Stored items:

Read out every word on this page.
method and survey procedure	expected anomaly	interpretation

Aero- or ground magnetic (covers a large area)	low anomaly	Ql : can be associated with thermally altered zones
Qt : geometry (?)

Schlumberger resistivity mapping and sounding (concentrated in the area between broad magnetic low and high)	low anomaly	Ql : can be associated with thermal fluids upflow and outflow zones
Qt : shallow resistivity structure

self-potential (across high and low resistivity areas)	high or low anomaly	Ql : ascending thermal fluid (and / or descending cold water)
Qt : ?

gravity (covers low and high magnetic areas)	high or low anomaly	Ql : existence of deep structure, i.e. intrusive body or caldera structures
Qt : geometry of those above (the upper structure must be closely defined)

▶ [Exercise brief]: Using the entries above, find all lines with "high". Copy them.

▶ [Task response]:
Schlumberger resistivity mapping and sounding (concentrated in the area between broad magnetic low and high)	low anomaly	Ql : can be associated with thermal fluids upflow and outflow zones
self-potential (across high and low resistivity areas)	high or low anomaly	Ql : ascending thermal fluid (and / or descending cold water)
gravity (covers low and high magnetic areas)	high or low anomaly	Ql : existence of deep structure, i.e. intrusive body or caldera structures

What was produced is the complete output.